PEDIDO ESCRITO A =
Com base no excerto sobre desenhar aves no jardim, responda:
(i) Quanto tempo por dia é passado no jardim?
(ii) Que material consta da ficha técnica?
(iii) No comentário de Ketta, que prática levou à descoberta de ter andado enganada?
PEDIDO ESCRITO B =
Prossiga o excerto sobre desenhar aves no jardim a partir do ponto em que termina.

EXCERTO DA PÁGINA =
○ ○ ○ ○ ○ ○ ○
Há que manter a mão educada. Há mil e uma razões para desenhar frequentemente, pela pausa, pela cronologia, pelo registo. Manter a mão treinada é meio caminho andado para um registo satisfatório. Bom, talvez não tanto, mas lá que ajuda, ajuda.

E é com isto em mente que tenho ido quinze minutos por dia para o jardim, um qualquer. Desde que com algumas aves. A ideia é simples, familiarizar-me muito bem com o que há à mão, para que quando o que não há à mão estiver à mão não falhar a mão. Simples, não?

E neste processo de desenhar o corriqueiro aprende-se sempre tanto. Nos quinze minutos no jardim tenho observado os melros a procurar comida para as crias que silvam nos ramos acima da minha cabeça, visto o modo como os pardais rondam e se aventuram por entre os gigantescos pombos para sacar aquela migalha, como voam baixo os andorinhões se a chuva ameaça. Apanha-se isto pouco a pouco, com paciência. E a pouco e pouco vai ficando a morfologia das aves. São quinze minutos sempre muito bem empregues (que gastos são os sapatos).

E quando chegar o dia da viagem prometida, do agora é que vai ser, pois então, será.

Ou isso ou me resigno ao facto de que o sítio lá longe para o resto do mundo, o da cultura exótica e paisagens únicas, da passarada fabulosa, é aqui.

E é mesmo.

Ficha técnica
data: 25 a 27/06/2009
material: Moleskine Sketchbook 9x14; lapiseira 0.5
banda sonora: som ambiente

12 comentários:

Eduardo Salavisa disse...

Bonito texto. E úteis conselhos. Já sem falar nos desenhos. Mas penso que acontece aos melhores. Isso de irmos com muitas expectativas e ... acontecer muito pouco.

Ketta disse...

Olá PeF,

Gostei muito de ler o seu texto.

Durante o meu processo de aprendizagem na instituição-escola era frequente ouvir dizer:
"Só vai para Artes quem tem jeito. Desenhar é um dom."

"Clic". Fez-se luz.

Com o treino e a prática de um desenho por dia (no mínimo) descobri que andei enganada durante vários anos da minha vida.
○ ○ ○ ○ ○ ○ ○
DADOS FORNECIDOS =
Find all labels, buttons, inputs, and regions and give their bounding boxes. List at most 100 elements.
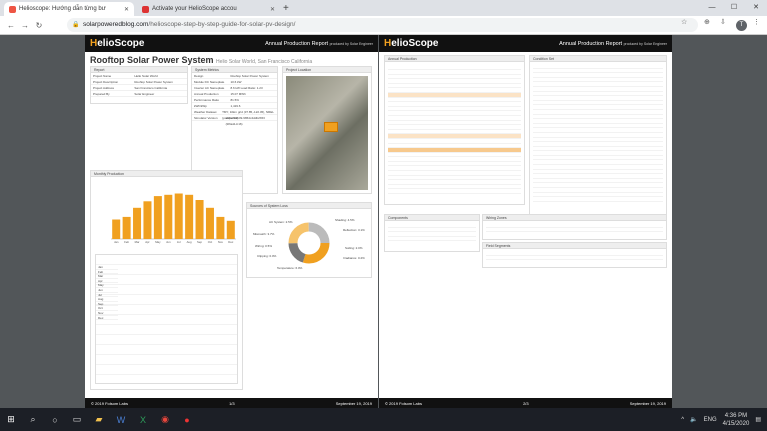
bar-May bbox=[153, 196, 162, 239]
loss-label: Soiling: 2.0% bbox=[345, 246, 363, 250]
report-page-1: HelioScope Annual Production Report prod… bbox=[85, 35, 378, 408]
tick-label: Oct bbox=[208, 240, 213, 244]
url-path: /helioscope-step-by-step-guide-for-solar… bbox=[148, 21, 296, 28]
report-key: Project Address bbox=[93, 86, 115, 90]
clock-time: 4:36 PM bbox=[724, 412, 748, 419]
loss-label: Shading: 4.5% bbox=[335, 218, 355, 222]
extension-icon[interactable]: ⊕ bbox=[704, 18, 710, 26]
helioscope-logo: HelioScope bbox=[384, 38, 439, 49]
windows-taskbar: ⊞ ⌕ ○ ▭ ▰ W X ◉ ● ^ 🔈 ENG 4:36 PM 4/15/2… bbox=[0, 408, 767, 431]
page-footer: © 2019 Folsom Labs 1/3 September 19, 201… bbox=[85, 398, 378, 408]
main-title: Rooftop Solar Power System bbox=[90, 55, 214, 65]
section-heading: Project Location bbox=[283, 67, 371, 73]
loss-label: Temperature: 6.0% bbox=[277, 266, 303, 270]
loss-label: Reflection: 3.1% bbox=[343, 228, 365, 232]
tick-label: Sep bbox=[197, 240, 202, 244]
report-rows: Project Name Hello Solar World Project Des… bbox=[91, 73, 187, 97]
url-domain: solarpoweredblog.com bbox=[83, 21, 149, 28]
address-bar[interactable]: 🔒 solarpoweredblog.com/helioscope-step-b… bbox=[67, 18, 698, 32]
components-box: Components bbox=[384, 214, 480, 252]
report-subtitle: produced by Solar Engineer bbox=[329, 41, 373, 46]
page-footer: © 2019 Folsom Labs 2/3 September 19, 201… bbox=[379, 398, 672, 408]
chevron-up-icon[interactable]: ^ bbox=[681, 417, 684, 423]
clock[interactable]: 4:36 PM 4/15/2020 bbox=[723, 412, 750, 428]
metric-rows: Design Rooftop Solar Power System Module D… bbox=[192, 73, 277, 126]
search-icon[interactable]: ⌕ bbox=[22, 408, 44, 431]
download-icon[interactable]: ⇩ bbox=[720, 18, 726, 26]
metric-value: 1,419.6 bbox=[230, 104, 241, 108]
tab-strip: Helioscope: Hướng dẫn từng bư ✕ Activate… bbox=[0, 0, 767, 16]
report-value: Solar Engineer bbox=[134, 92, 155, 96]
favicon-icon bbox=[9, 5, 16, 13]
report-value: Rooftop Solar Power System bbox=[134, 80, 173, 84]
loss-donut-chart: AC System: 2.5% Shading: 4.5% Reflection: … bbox=[253, 218, 365, 270]
chrome-icon[interactable]: ◉ bbox=[154, 408, 176, 431]
tick-label: Jul bbox=[177, 240, 181, 244]
bar-Dec bbox=[226, 220, 235, 239]
volume-icon[interactable]: 🔈 bbox=[690, 416, 697, 423]
metric-key: Inverter AC Nameplate bbox=[194, 86, 225, 90]
monthly-box: Monthly Production Jan Feb Mar Apr May Jun Jul… bbox=[90, 170, 243, 390]
windows-start-icon[interactable]: ⊞ bbox=[0, 408, 22, 431]
file-explorer-icon[interactable]: ▰ bbox=[88, 408, 110, 431]
close-window-icon[interactable]: ✕ bbox=[745, 0, 767, 16]
tab-activate[interactable]: Activate your HelioScope accou ✕ bbox=[137, 2, 280, 16]
star-icon[interactable]: ☆ bbox=[681, 18, 687, 26]
minimize-icon[interactable]: — bbox=[701, 0, 723, 16]
metric-value: 15.07 MWh bbox=[230, 92, 246, 96]
month-label: Dec bbox=[96, 316, 118, 321]
word-icon[interactable]: W bbox=[110, 408, 132, 431]
report-title: Annual Production Report bbox=[559, 40, 623, 47]
metric-value: 8.6 kW Load Ratio: 1.23 bbox=[230, 86, 263, 90]
metric-key: Simulator Version bbox=[194, 116, 218, 120]
bar-Sep bbox=[195, 200, 204, 239]
language-indicator[interactable]: ENG bbox=[704, 417, 717, 423]
forward-icon[interactable]: → bbox=[18, 21, 32, 30]
bar-Jul bbox=[174, 193, 183, 239]
cortana-icon[interactable]: ○ bbox=[44, 408, 66, 431]
new-tab-button[interactable]: + bbox=[283, 3, 289, 14]
maximize-icon[interactable]: ☐ bbox=[723, 0, 745, 16]
page-number: 2/3 bbox=[523, 400, 529, 406]
annual-box: Annual Production bbox=[384, 55, 525, 205]
back-icon[interactable]: ← bbox=[4, 21, 18, 30]
notification-icon[interactable]: ▤ bbox=[755, 416, 761, 423]
report-key: Prepared By bbox=[93, 92, 110, 96]
footer-date: September 19, 2019 bbox=[629, 400, 666, 406]
app-icon[interactable]: ● bbox=[176, 408, 198, 431]
report-key: Project Description bbox=[93, 80, 119, 84]
tick-label: Mar bbox=[135, 240, 140, 244]
bar-Mar bbox=[133, 207, 142, 239]
page-header: HelioScope Annual Production Report prod… bbox=[85, 35, 378, 52]
monthly-production-chart: Jan Feb Mar Apr May Jun Jul Aug Sep Oct Nov Dec bbox=[111, 193, 236, 244]
task-view-icon[interactable]: ▭ bbox=[66, 408, 88, 431]
metric-value: 10.6 kW bbox=[230, 80, 242, 84]
clock-date: 4/15/2020 bbox=[722, 420, 750, 427]
metric-key: Performance Ratio bbox=[194, 98, 220, 102]
report-title: Annual Production Report bbox=[265, 40, 329, 47]
excel-icon[interactable]: X bbox=[132, 408, 154, 431]
lock-icon: 🔒 bbox=[72, 22, 80, 28]
location-text: Helio Solar World, San Francisco Califor… bbox=[216, 59, 313, 65]
gmail-icon bbox=[142, 5, 149, 13]
loss-label: Clipping: 0.0% bbox=[257, 254, 277, 258]
condition-box: Condition Set bbox=[529, 55, 667, 215]
wiring-box: Wiring Zones bbox=[482, 214, 667, 240]
menu-icon[interactable]: ⋮ bbox=[753, 18, 760, 26]
tab-title: Activate your HelioScope accou bbox=[152, 6, 237, 12]
page-header: HelioScope Annual Production Report prod… bbox=[379, 35, 672, 52]
report-box: Report Project Name Hello Solar World Proj… bbox=[90, 66, 188, 104]
metric-value: 81.5% bbox=[230, 98, 239, 102]
metric-key: Annual Production bbox=[194, 92, 219, 96]
reload-icon[interactable]: ↻ bbox=[32, 21, 46, 30]
metric-row: Simulator Version a57e0b9b09-9864c4ddb2b5… bbox=[192, 115, 277, 126]
metric-value: TMY, 10km grid (37.85,-122.45), NREL (pr… bbox=[222, 110, 274, 120]
tick-label: Jun bbox=[166, 240, 171, 244]
close-tab-icon[interactable]: ✕ bbox=[124, 6, 129, 13]
system-tray: ^ 🔈 ENG 4:36 PM 4/15/2020 ▤ bbox=[681, 408, 761, 431]
tick-label: Dec bbox=[228, 240, 234, 244]
tab-helioscope[interactable]: Helioscope: Hướng dẫn từng bư ✕ bbox=[4, 2, 134, 16]
profile-avatar[interactable]: T bbox=[736, 20, 747, 31]
close-tab-icon[interactable]: ✕ bbox=[270, 6, 275, 13]
metric-key: kWh/kWp bbox=[194, 104, 207, 108]
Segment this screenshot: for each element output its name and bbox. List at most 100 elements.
○ ○ ○ ○ ○ ○ ○
RESPOSTA ESCRITA A =
(i) Quinze minutos.
(ii) Um Moleskine Sketchbook 9x14 e uma lapiseira 0.5.
(iii) O treino e a prática de um desenho por dia, no mínimo.

RESPOSTA ESCRITA B =
Fui a tempo de me redimir.

Lindo texto a acompanhar lindos desenhos. Motivador para todos os comuns mortais =)

Abraços
k

Cate disse...

"E é mesmo!" Aqui há tudo para manter o espírito desenhadeiro activo e bem alimentado! Boas paisagens e temas, boas gentes e boa companhia!

Unknown disse...

"A ideia é simples, familiarizar-me muito bem com o que há à mão, para que quando o que não há à mão estiver à mão não falhar a mão. Simples, não?"
Conseguir ser poeta, dar uma lição de desenho e ainda filosofar é só para alguns...
Essa pequena busca de algo no quotidiano, o encontrar de uma forma ou um saber é de facto tentadora... neste momento ando sem tempo algum para o poder fazer por todas as razões, mas tenho desenhado, infelizmente sem tempo para colocar os desenhos aqui...
Gostei muito do texto, dos quinze minutos por dia e espero que consigas horas reais no país, na região, no chamado pulmão do mundo, para contemplares sem stress's as aves exóticas e puderes cheirar e ouvir ao vivo sem teres de imaginar ou sonhar com tal...

Erica disse...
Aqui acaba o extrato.